▸ Input material
···

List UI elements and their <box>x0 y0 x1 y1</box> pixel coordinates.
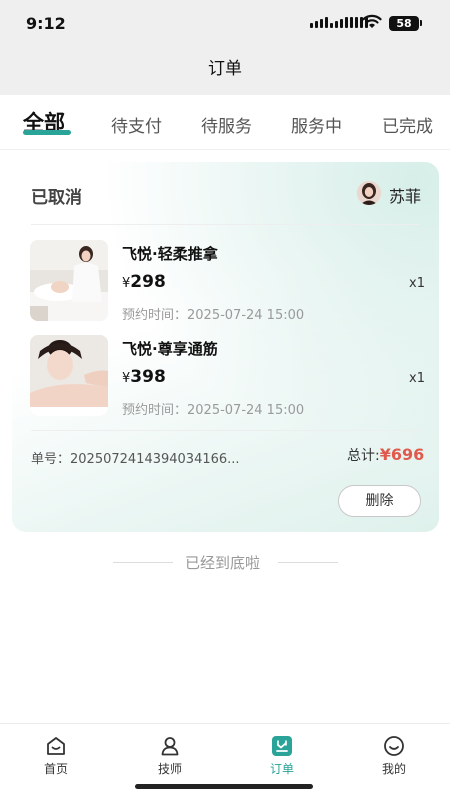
service-thumbnail <box>30 335 108 416</box>
order-item[interactable]: 飞悦·尊享通筋 ¥398 x1 预约时间：2025-07-24 15:00 <box>12 335 439 419</box>
signal-icon <box>310 17 368 28</box>
order-item[interactable]: 飞悦·轻柔推拿 ¥298 x1 预约时间：2025-07-24 15:00 <box>12 240 439 324</box>
technician-name: 苏菲 <box>389 187 422 206</box>
end-line-left <box>113 562 173 563</box>
nav-home[interactable]: 首页 <box>26 735 86 777</box>
nav-label: 首页 <box>43 762 68 776</box>
nav-technician[interactable]: 技师 <box>140 735 200 777</box>
order-tabs: 全部 待支付 待服务 服务中 已完成 <box>0 95 450 150</box>
nav-bar: 订单 <box>0 46 450 95</box>
home-indicator <box>135 784 313 789</box>
battery-icon: 58 <box>389 16 419 31</box>
nav-profile[interactable]: 我的 <box>364 735 424 777</box>
order-card[interactable]: 已取消 苏菲 飞悦·轻柔推拿 ¥298 x1 预约时间：2025-07-24 1… <box>12 162 439 532</box>
technician-avatar <box>357 181 381 205</box>
tab-pending-service[interactable]: 待服务 <box>201 112 252 137</box>
tab-completed[interactable]: 已完成 <box>382 112 433 137</box>
list-end-text: 已经到底啦 <box>185 554 261 572</box>
tab-in-service[interactable]: 服务中 <box>291 112 342 137</box>
tab-pending-payment[interactable]: 待支付 <box>111 112 162 137</box>
order-number: 单号：2025072414394034166... <box>31 452 240 467</box>
nav-label: 我的 <box>381 762 406 776</box>
nav-label: 订单 <box>269 762 294 776</box>
status-bar: 9:12 58 <box>0 0 450 46</box>
active-tab-indicator <box>23 130 71 135</box>
appointment-time: 预约时间：2025-07-24 15:00 <box>122 308 305 323</box>
price-value: 298 <box>130 272 166 292</box>
nav-label: 技师 <box>157 762 182 776</box>
status-time: 9:12 <box>26 14 66 33</box>
service-thumbnail <box>30 240 108 321</box>
divider <box>31 224 419 225</box>
delete-button[interactable]: 删除 <box>338 485 421 517</box>
total-amount: ¥696 <box>379 445 425 464</box>
order-icon <box>272 736 292 756</box>
nav-orders[interactable]: 订单 <box>252 735 312 777</box>
total-label: 总计: <box>347 448 380 464</box>
wifi-icon <box>362 14 382 28</box>
divider <box>31 430 419 431</box>
page-title: 订单 <box>208 59 242 79</box>
service-quantity: x1 <box>409 276 425 291</box>
home-icon <box>47 737 65 755</box>
service-price: ¥298 <box>122 272 166 292</box>
battery-tip <box>420 20 422 26</box>
service-quantity: x1 <box>409 371 425 386</box>
order-status: 已取消 <box>31 188 82 208</box>
profile-icon <box>384 736 404 756</box>
technician-icon <box>161 737 179 756</box>
price-value: 398 <box>130 367 166 387</box>
order-total: 总计:¥696 <box>347 445 424 465</box>
appointment-time: 预约时间：2025-07-24 15:00 <box>122 403 305 418</box>
service-name: 飞悦·轻柔推拿 <box>122 245 218 263</box>
service-name: 飞悦·尊享通筋 <box>122 340 218 358</box>
service-price: ¥398 <box>122 367 166 387</box>
end-line-right <box>278 562 338 563</box>
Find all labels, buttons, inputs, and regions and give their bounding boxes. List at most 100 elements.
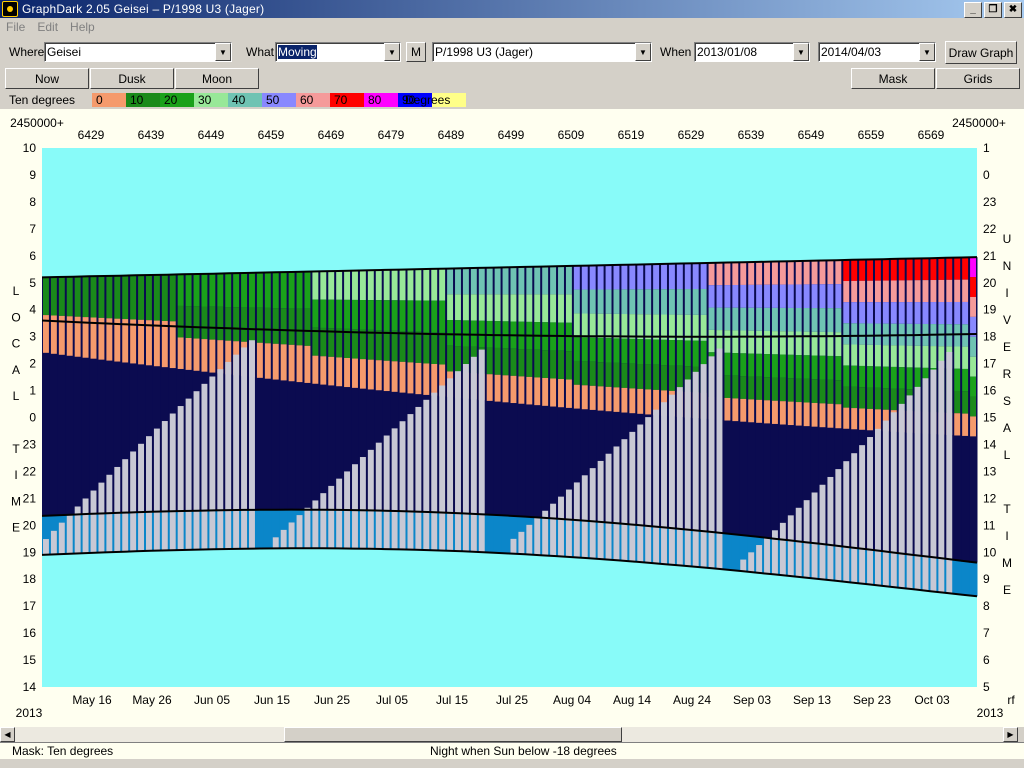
left-hour-label: 17 xyxy=(23,599,37,613)
scroll-left-icon[interactable]: ◀ xyxy=(0,727,15,742)
moon-bar xyxy=(676,387,683,566)
altitude-stripe xyxy=(296,271,303,309)
moon-bar xyxy=(645,417,652,563)
minimize-button[interactable]: _ xyxy=(964,2,982,18)
legend-label: 20 xyxy=(164,93,178,107)
close-button[interactable]: ✖ xyxy=(1004,2,1022,18)
grids-button[interactable]: Grids xyxy=(936,68,1020,89)
where-select[interactable]: Geisei ▼ xyxy=(44,42,232,62)
restore-button[interactable]: ❐ xyxy=(984,2,1002,18)
altitude-stripe xyxy=(930,346,937,369)
moon-bar xyxy=(130,451,137,552)
altitude-stripe xyxy=(328,271,335,300)
altitude-stripe xyxy=(764,354,770,378)
altitude-stripe xyxy=(779,261,786,285)
altitude-stripe xyxy=(589,313,596,338)
altitude-stripe xyxy=(859,408,866,430)
altitude-stripe xyxy=(867,408,873,431)
altitude-stripe xyxy=(890,388,897,411)
chevron-down-icon[interactable]: ▼ xyxy=(919,43,935,61)
scroll-thumb[interactable] xyxy=(284,727,622,742)
altitude-stripe xyxy=(399,269,406,301)
altitude-stripe xyxy=(122,319,129,363)
mask-button[interactable]: Mask xyxy=(851,68,935,89)
altitude-stripe xyxy=(336,357,343,387)
year-right: 2013 xyxy=(977,706,1004,720)
dusk-button[interactable]: Dusk xyxy=(90,68,174,89)
altitude-stripe xyxy=(391,330,398,362)
altitude-stripe xyxy=(629,388,636,414)
now-button[interactable]: Now xyxy=(5,68,89,89)
altitude-stripe xyxy=(613,387,620,412)
moon-bar xyxy=(185,398,192,550)
moon-bar xyxy=(209,376,216,550)
moon-button[interactable]: Moon xyxy=(175,68,259,89)
chevron-down-icon[interactable]: ▼ xyxy=(215,43,231,61)
m-button[interactable]: M xyxy=(406,42,426,62)
altitude-stripe xyxy=(954,346,961,369)
altitude-stripe xyxy=(320,271,327,300)
left-axis-letter: C xyxy=(12,337,21,351)
right-hour-label: 11 xyxy=(983,518,996,532)
altitude-stripe xyxy=(938,279,945,303)
scroll-right-icon[interactable]: ▶ xyxy=(1003,727,1018,742)
altitude-stripe xyxy=(50,277,57,316)
object-select[interactable]: P/1998 U3 (Jager) ▼ xyxy=(432,42,652,62)
altitude-stripe xyxy=(209,273,216,307)
altitude-stripe xyxy=(455,346,461,373)
chevron-down-icon[interactable]: ▼ xyxy=(635,43,651,61)
altitude-stripe xyxy=(827,379,834,404)
altitude-stripe xyxy=(439,268,446,301)
altitude-stripe xyxy=(930,302,937,325)
moon-bar xyxy=(217,369,224,550)
altitude-stripe xyxy=(835,308,842,333)
menu-help[interactable]: Help xyxy=(64,20,101,34)
altitude-stripe xyxy=(787,284,794,308)
horizontal-scrollbar[interactable]: ◀ ▶ xyxy=(0,727,1018,742)
altitude-stripe xyxy=(867,302,873,324)
altitude-stripe xyxy=(573,313,580,338)
legend-label: 80 xyxy=(368,93,382,107)
moon-bar xyxy=(819,484,826,580)
jd-tick-label: 6539 xyxy=(738,128,765,142)
altitude-stripe xyxy=(209,306,216,340)
altitude-stripe xyxy=(629,289,636,315)
altitude-stripe xyxy=(795,307,802,332)
right-hour-label: 21 xyxy=(983,249,997,263)
altitude-stripe xyxy=(629,338,636,364)
status-night: Night when Sun below -18 degrees xyxy=(430,744,617,758)
date-tick-label: Oct 03 xyxy=(914,693,950,707)
start-date-select[interactable]: 2013/01/08 ▼ xyxy=(694,42,810,62)
altitude-stripe xyxy=(153,274,160,321)
altitude-stripe xyxy=(732,398,739,422)
altitude-stripe xyxy=(653,339,660,365)
altitude-stripe xyxy=(217,340,224,374)
date-tick-label: Aug 24 xyxy=(673,693,711,707)
altitude-stripe xyxy=(764,330,770,355)
altitude-stripe xyxy=(851,259,858,281)
jd-tick-label: 6429 xyxy=(78,128,105,142)
altitude-stripe xyxy=(748,399,755,423)
altitude-stripe xyxy=(558,266,564,295)
moon-bar xyxy=(146,436,152,551)
chevron-down-icon[interactable]: ▼ xyxy=(384,43,400,61)
draw-graph-button[interactable]: Draw Graph xyxy=(945,41,1017,64)
menu-file[interactable]: File xyxy=(0,20,31,34)
altitude-stripe xyxy=(391,300,398,331)
legend-swatch: 80 xyxy=(364,93,398,107)
altitude-stripe xyxy=(827,284,834,309)
end-date-select[interactable]: 2014/04/03 ▼ xyxy=(818,42,936,62)
right-corner-label: rf xyxy=(1007,693,1015,707)
chevron-down-icon[interactable]: ▼ xyxy=(793,43,809,61)
moon-bar xyxy=(272,537,279,549)
date-tick-label: Jul 25 xyxy=(496,693,528,707)
menu-edit[interactable]: Edit xyxy=(31,20,64,34)
what-select[interactable]: Moving ▼ xyxy=(275,42,401,62)
altitude-stripe xyxy=(653,289,660,315)
altitude-stripe xyxy=(169,321,176,369)
left-hour-label: 15 xyxy=(23,653,37,667)
moon-bar xyxy=(787,515,794,577)
altitude-stripe xyxy=(954,390,961,414)
altitude-stripe xyxy=(882,302,889,324)
altitude-stripe xyxy=(962,279,969,302)
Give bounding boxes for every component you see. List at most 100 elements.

···

▸ Exercise
Rewrite the records from the line with "service-thumbnail <box>30 335 108 416</box>" to the line with "status-time: 9:12 <box>26 14 66 33</box>" as a Markdown table with the columns Row and Line. Skip blank lines.

▸ Answer to this problem
| Row | Line |
|---|---|
| 1 | service-thumbnail <box>30 335 108 416</box> |
| 2 | order-item[interactable]: 飞悦·尊享通筋 ¥398 x1 预约时间：2025-07-24 15:00 <box>12 335 439 419</box> |
| 3 | signal-icon <box>310 17 368 28</box> |
| 4 | order-item[interactable]: 飞悦·轻柔推拿 ¥298 x1 预约时间：2025-07-24 15:00 <box>12 240 439 324</box> |
| 5 | technician-name: 苏菲 <box>389 187 422 206</box> |
| 6 | end-line-left <box>113 562 173 563</box> |
| 7 | nav-home[interactable]: 首页 <box>26 735 86 777</box> |
| 8 | nav-label: 首页 <box>43 762 68 776</box> |
| 9 | nav-technician[interactable]: 技师 <box>140 735 200 777</box> |
| 10 | order-tabs: 全部 待支付 待服务 服务中 已完成 <box>0 95 450 150</box> |
| 11 | nav-bar: 订单 <box>0 46 450 95</box> |
| 12 | home-indicator <box>135 784 313 789</box> |
| 13 | battery-icon: 58 <box>389 16 419 31</box> |
| 14 | nav-profile[interactable]: 我的 <box>364 735 424 777</box> |
| 15 | order-card[interactable]: 已取消 苏菲 飞悦·轻柔推拿 ¥298 x1 预约时间：2025-07-24 1… <box>12 162 439 532</box> |
| 16 | technician-avatar <box>357 181 381 205</box> |
| 17 | tab-pending-service[interactable]: 待服务 <box>201 112 252 137</box> |
| 18 | tab-completed[interactable]: 已完成 <box>382 112 433 137</box> |
| 19 | list-end-text: 已经到底啦 <box>185 554 261 572</box> |
| 20 | tab-in-service[interactable]: 服务中 <box>291 112 342 137</box> |
| 21 | tab-pending-payment[interactable]: 待支付 <box>111 112 162 137</box> |
| 22 | order-number: 单号：2025072414394034166... <box>31 452 240 467</box> |
| 23 | nav-label: 我的 <box>381 762 406 776</box> |
| 24 | nav-label: 订单 <box>269 762 294 776</box> |
| 25 | status-bar: 9:12 58 <box>0 0 450 46</box> |
| 26 | active-tab-indicator <box>23 130 71 135</box> |
| 27 | appointment-time: 预约时间：2025-07-24 15:00 <box>122 308 305 323</box> |
| 28 | price-value: 298 <box>130 272 166 292</box> |
| 29 | nav-label: 技师 <box>157 762 182 776</box> |
| 30 | status-time: 9:12 <box>26 14 66 33</box> |